> [Exercise aim]:
Set out every line of the entries below as a Markdown table with the columns "Row" and "Entry line": the row number goes in the first column and the line itself in the second. Skip blank lines, and leave the pictures out of the answer.

+-------+

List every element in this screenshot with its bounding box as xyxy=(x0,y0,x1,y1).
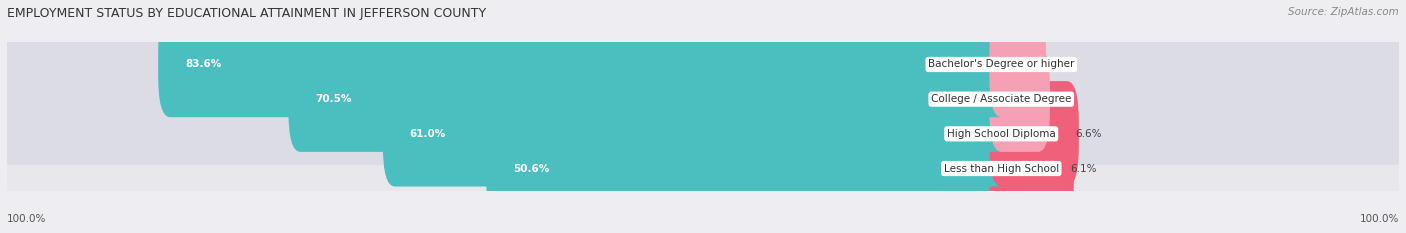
FancyBboxPatch shape xyxy=(288,46,1014,152)
FancyBboxPatch shape xyxy=(990,116,1074,221)
Text: Source: ZipAtlas.com: Source: ZipAtlas.com xyxy=(1288,7,1399,17)
FancyBboxPatch shape xyxy=(990,12,1046,117)
Text: 6.1%: 6.1% xyxy=(1070,164,1097,174)
Text: 61.0%: 61.0% xyxy=(409,129,446,139)
Text: 6.6%: 6.6% xyxy=(1074,129,1101,139)
Text: High School Diploma: High School Diploma xyxy=(946,129,1056,139)
FancyBboxPatch shape xyxy=(0,33,1406,233)
Text: 3.7%: 3.7% xyxy=(1046,94,1073,104)
FancyBboxPatch shape xyxy=(0,68,1406,233)
Text: College / Associate Degree: College / Associate Degree xyxy=(931,94,1071,104)
FancyBboxPatch shape xyxy=(0,0,1406,165)
FancyBboxPatch shape xyxy=(0,0,1406,200)
FancyBboxPatch shape xyxy=(990,46,1050,152)
Text: 50.6%: 50.6% xyxy=(513,164,550,174)
Text: EMPLOYMENT STATUS BY EDUCATIONAL ATTAINMENT IN JEFFERSON COUNTY: EMPLOYMENT STATUS BY EDUCATIONAL ATTAINM… xyxy=(7,7,486,20)
FancyBboxPatch shape xyxy=(382,81,1014,187)
Text: 70.5%: 70.5% xyxy=(315,94,352,104)
FancyBboxPatch shape xyxy=(486,116,1014,221)
Text: 83.6%: 83.6% xyxy=(186,59,221,69)
FancyBboxPatch shape xyxy=(157,12,1014,117)
FancyBboxPatch shape xyxy=(990,81,1078,187)
Text: Less than High School: Less than High School xyxy=(943,164,1059,174)
Text: Bachelor's Degree or higher: Bachelor's Degree or higher xyxy=(928,59,1074,69)
Text: 3.3%: 3.3% xyxy=(1042,59,1069,69)
Text: 100.0%: 100.0% xyxy=(7,214,46,224)
Text: 100.0%: 100.0% xyxy=(1360,214,1399,224)
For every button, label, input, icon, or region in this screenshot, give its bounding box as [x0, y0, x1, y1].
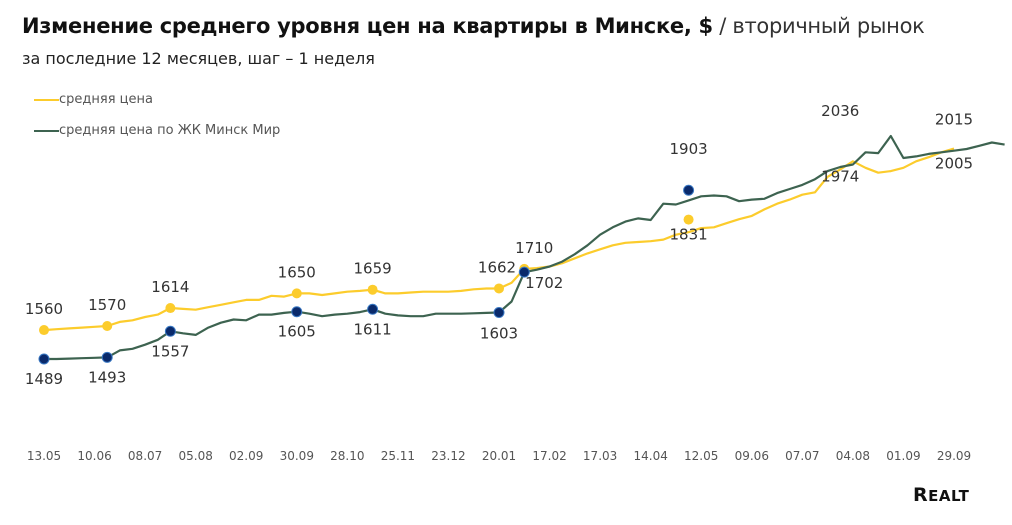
data-point-marker-mir — [367, 303, 379, 315]
x-tick-label: 05.08 — [178, 449, 212, 463]
x-tick-label: 01.09 — [886, 449, 920, 463]
legend-item-mir: средняя цена по ЖК Минск Мир — [34, 123, 280, 138]
data-label-mir: 1557 — [151, 342, 189, 360]
chart-title: Изменение среднего уровня цен на квартир… — [22, 14, 925, 38]
x-tick-label: 08.07 — [128, 449, 162, 463]
data-point-marker-mir — [291, 306, 303, 318]
x-tick-label: 07.07 — [785, 449, 819, 463]
data-point-marker-mir — [164, 325, 176, 337]
data-label-mir: 1702 — [525, 274, 563, 292]
x-tick-label: 17.02 — [532, 449, 566, 463]
x-tick-label: 20.01 — [482, 449, 516, 463]
data-label-avg: 1974 — [821, 167, 859, 185]
data-label-mir: 1611 — [354, 320, 392, 338]
chart-title-suffix: / вторичный рынок — [712, 14, 925, 38]
x-tick-label: 10.06 — [77, 449, 111, 463]
x-tick-label: 02.09 — [229, 449, 263, 463]
data-point-marker-avg — [165, 303, 176, 314]
data-label-avg: 1560 — [25, 300, 63, 318]
data-label-mir: 1903 — [669, 140, 707, 158]
x-tick-label: 09.06 — [735, 449, 769, 463]
x-tick-label: 28.10 — [330, 449, 364, 463]
x-tick-label: 25.11 — [381, 449, 415, 463]
legend-swatch-mir — [34, 129, 59, 132]
data-label-mir: 1493 — [88, 368, 126, 386]
data-label-avg: 1710 — [515, 239, 553, 257]
x-tick-label: 12.05 — [684, 449, 718, 463]
x-tick-label: 13.05 — [27, 449, 61, 463]
data-point-marker-mir — [101, 351, 113, 363]
x-tick-label: 23.12 — [431, 449, 465, 463]
data-label-avg: 2005 — [935, 155, 973, 173]
data-point-marker-mir — [493, 307, 505, 319]
data-point-marker-avg — [683, 214, 694, 225]
legend-label-avg: средняя цена — [59, 92, 153, 107]
x-tick-label: 14.04 — [633, 449, 667, 463]
chart-title-main: Изменение среднего уровня цен на квартир… — [22, 14, 713, 38]
x-tick-label: 17.03 — [583, 449, 617, 463]
data-label-mir: 1603 — [480, 325, 518, 343]
data-label-mir: 1605 — [278, 323, 316, 341]
data-label-avg: 1614 — [151, 278, 189, 296]
data-label-avg: 1570 — [88, 296, 126, 314]
legend-label-mir: средняя цена по ЖК Минск Мир — [59, 123, 281, 138]
data-point-marker-avg — [367, 284, 378, 295]
chart-subtitle: за последние 12 месяцев, шаг – 1 неделя — [22, 49, 375, 68]
data-point-marker-avg — [494, 283, 504, 294]
data-label-avg: 1659 — [354, 260, 392, 278]
data-point-marker-mir — [38, 353, 50, 365]
data-label-avg: 1662 — [478, 258, 516, 276]
x-tick-label: 04.08 — [836, 449, 870, 463]
data-point-marker-mir — [518, 266, 530, 278]
x-tick-label: 30.09 — [280, 449, 314, 463]
data-label-mir: 1489 — [25, 370, 63, 388]
data-point-marker-avg — [291, 288, 302, 299]
x-tick-label: 29.09 — [937, 449, 971, 463]
legend-swatch-avg — [34, 98, 59, 101]
data-label-avg: 1650 — [278, 263, 316, 281]
data-label-avg: 1831 — [669, 226, 707, 244]
data-point-marker-avg — [39, 325, 49, 336]
realt-logo: REALT — [913, 484, 970, 506]
legend-item-avg: средняя цена — [34, 92, 153, 107]
data-label-mir: 2015 — [935, 111, 973, 129]
data-label-mir: 2036 — [821, 102, 859, 120]
data-point-marker-avg — [102, 320, 113, 331]
data-point-marker-mir — [683, 184, 695, 196]
series-line-avg — [43, 147, 955, 332]
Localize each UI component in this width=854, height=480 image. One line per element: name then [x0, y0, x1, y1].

+-------+

> [Output below]:
| Row | Entry line |
|---|---|
| 1 | List every element in this screenshot with its bounding box as xyxy=(x0,y0,x1,y1). |
| 2 | FancyBboxPatch shape xyxy=(288,46,1014,152) |
| 3 | FancyBboxPatch shape xyxy=(990,116,1074,221) |
| 4 | Text: Source: ZipAtlas.com: Source: ZipAtlas.com xyxy=(1288,7,1399,17) |
| 5 | FancyBboxPatch shape xyxy=(990,12,1046,117) |
| 6 | Text: 6.1%: 6.1% xyxy=(1070,164,1097,174) |
| 7 | Text: 61.0%: 61.0% xyxy=(409,129,446,139) |
| 8 | Text: 6.6%: 6.6% xyxy=(1074,129,1101,139) |
| 9 | Text: High School Diploma: High School Diploma xyxy=(946,129,1056,139) |
| 10 | FancyBboxPatch shape xyxy=(0,33,1406,233) |
| 11 | Text: 3.7%: 3.7% xyxy=(1046,94,1073,104) |
| 12 | FancyBboxPatch shape xyxy=(0,68,1406,233) |
| 13 | Text: College / Associate Degree: College / Associate Degree xyxy=(931,94,1071,104) |
| 14 | FancyBboxPatch shape xyxy=(0,0,1406,165) |
| 15 | FancyBboxPatch shape xyxy=(0,0,1406,200) |
| 16 | FancyBboxPatch shape xyxy=(990,46,1050,152) |
| 17 | Text: 50.6%: 50.6% xyxy=(513,164,550,174) |
| 18 | Text: EMPLOYMENT STATUS BY EDUCATIONAL ATTAINMENT IN JEFFERSON COUNTY: EMPLOYMENT STATUS BY EDUCATIONAL ATTAINM… xyxy=(7,7,486,20) |
| 19 | FancyBboxPatch shape xyxy=(382,81,1014,187) |
| 20 | Text: 70.5%: 70.5% xyxy=(315,94,352,104) |
| 21 | FancyBboxPatch shape xyxy=(486,116,1014,221) |
| 22 | Text: 83.6%: 83.6% xyxy=(186,59,221,69) |
| 23 | FancyBboxPatch shape xyxy=(157,12,1014,117) |
| 24 | FancyBboxPatch shape xyxy=(990,81,1078,187) |
| 25 | Text: Less than High School: Less than High School xyxy=(943,164,1059,174) |
| 26 | Text: Bachelor's Degree or higher: Bachelor's Degree or higher xyxy=(928,59,1074,69) |
| 27 | Text: 3.3%: 3.3% xyxy=(1042,59,1069,69) |
| 28 | Text: 100.0%: 100.0% xyxy=(7,214,46,224) |
| 29 | Text: 100.0%: 100.0% xyxy=(1360,214,1399,224) |
| 30 | For every button, label, input, icon, or region in this screenshot, give its bounding box as [x0, y0, x1, y1]. |
| 31 | data-point-marker-mir — [367, 303, 379, 315] |
| 32 | x-tick-label: 05.08 — [178, 449, 212, 463] |
| 33 | x-tick-label: 01.09 — [886, 449, 920, 463] |
| 34 | legend-item-mir: средняя цена по ЖК Минск Мир — [34, 123, 280, 138] |
| 35 | data-label-mir: 1557 — [151, 342, 189, 360] |
| 36 | chart-title: Изменение среднего уровня цен на квартир… — [22, 14, 925, 38] |
| 37 | x-tick-label: 08.07 — [128, 449, 162, 463] |
| 38 | data-point-marker-mir — [291, 306, 303, 318] |
| 39 | x-tick-label: 07.07 — [785, 449, 819, 463] |
| 40 | data-point-marker-mir — [164, 325, 176, 337] |
| 41 | data-label-mir: 1702 — [525, 274, 563, 292] |
| 42 | x-tick-label: 17.02 — [532, 449, 566, 463] |
| 43 | x-tick-label: 20.01 — [482, 449, 516, 463] |
| 44 | data-label-avg: 1974 — [821, 167, 859, 185] |
| 45 | data-label-mir: 1611 — [354, 320, 392, 338] |
| 46 | chart-title-suffix: / вторичный рынок — [712, 14, 925, 38] |
| 47 | x-tick-label: 10.06 — [77, 449, 111, 463] |
| 48 | x-tick-label: 02.09 — [229, 449, 263, 463] |
| 49 | data-point-marker-avg — [165, 303, 176, 314] |
| 50 | data-label-avg: 1560 — [25, 300, 63, 318] |
| 51 | data-label-mir: 1903 — [669, 140, 707, 158] |
| 52 | x-tick-label: 09.06 — [735, 449, 769, 463] |
| 53 | x-tick-label: 28.10 — [330, 449, 364, 463] |
| 54 | x-tick-label: 25.11 — [381, 449, 415, 463] |
| 55 | legend-swatch-mir — [34, 129, 59, 132] |
| 56 | data-label-mir: 1493 — [88, 368, 126, 386] |
| 57 | data-label-avg: 1710 — [515, 239, 553, 257] |
| 58 | x-tick-label: 12.05 — [684, 449, 718, 463] |
| 59 | x-tick-label: 13.05 — [27, 449, 61, 463] |
| 60 | data-point-marker-mir — [101, 351, 113, 363] |
| 61 | x-tick-label: 23.12 — [431, 449, 465, 463] |
| 62 | data-label-avg: 2005 — [935, 155, 973, 173] |
| 63 | data-point-marker-mir — [493, 307, 505, 319] |
| 64 | data-point-marker-avg — [683, 214, 694, 225] |
| 65 | legend-label-avg: средняя цена — [59, 92, 153, 107] |
| 66 | x-tick-label: 14.04 — [633, 449, 667, 463] |
| 67 | chart-title-main: Изменение среднего уровня цен на квартир… — [22, 14, 713, 38] |
| 68 | x-tick-label: 17.03 — [583, 449, 617, 463] |
| 69 | data-label-mir: 1603 — [480, 325, 518, 343] |
| 70 | data-label-mir: 1605 — [278, 323, 316, 341] |
| 71 | data-label-avg: 1614 — [151, 278, 189, 296] |
| 72 | data-label-avg: 1570 — [88, 296, 126, 314] |
| 73 | legend-label-mir: средняя цена по ЖК Минск Мир — [59, 123, 281, 138] |
| 74 | data-point-marker-avg — [367, 284, 378, 295] |
| 75 | chart-subtitle: за последние 12 месяцев, шаг – 1 неделя — [22, 49, 375, 68] |
| 76 | data-point-marker-avg — [494, 283, 504, 294] |
| 77 | data-label-avg: 1659 — [354, 260, 392, 278] |
| 78 | data-point-marker-mir — [38, 353, 50, 365] |
| 79 | data-label-avg: 1662 — [478, 258, 516, 276] |
| 80 | x-tick-label: 04.08 — [836, 449, 870, 463] |
| 81 | data-point-marker-mir — [518, 266, 530, 278] |
| 82 | x-tick-label: 30.09 — [280, 449, 314, 463] |
| 83 | data-label-mir: 1489 — [25, 370, 63, 388] |
| 84 | data-point-marker-avg — [291, 288, 302, 299] |
| 85 | x-tick-label: 29.09 — [937, 449, 971, 463] |
| 86 | legend-swatch-avg — [34, 98, 59, 101] |
| 87 | data-label-avg: 1650 — [278, 263, 316, 281] |
| 88 | data-label-avg: 1831 — [669, 226, 707, 244] |
| 89 | data-point-marker-avg — [39, 325, 49, 336] |
| 90 | realt-logo: REALT — [913, 484, 970, 506] |
| 91 | legend-item-avg: средняя цена — [34, 92, 153, 107] |
| 92 | data-label-mir: 2015 — [935, 111, 973, 129] |
| 93 | data-label-mir: 2036 — [821, 102, 859, 120] |
| 94 | data-point-marker-avg — [102, 320, 113, 331] |
| 95 | data-point-marker-mir — [683, 184, 695, 196] |
| 96 | series-line-avg — [43, 147, 955, 332] |
| 97 | Localize each UI component in this width=854, height=480 image. One line per element: name then [x0, y0, x1, y1]. |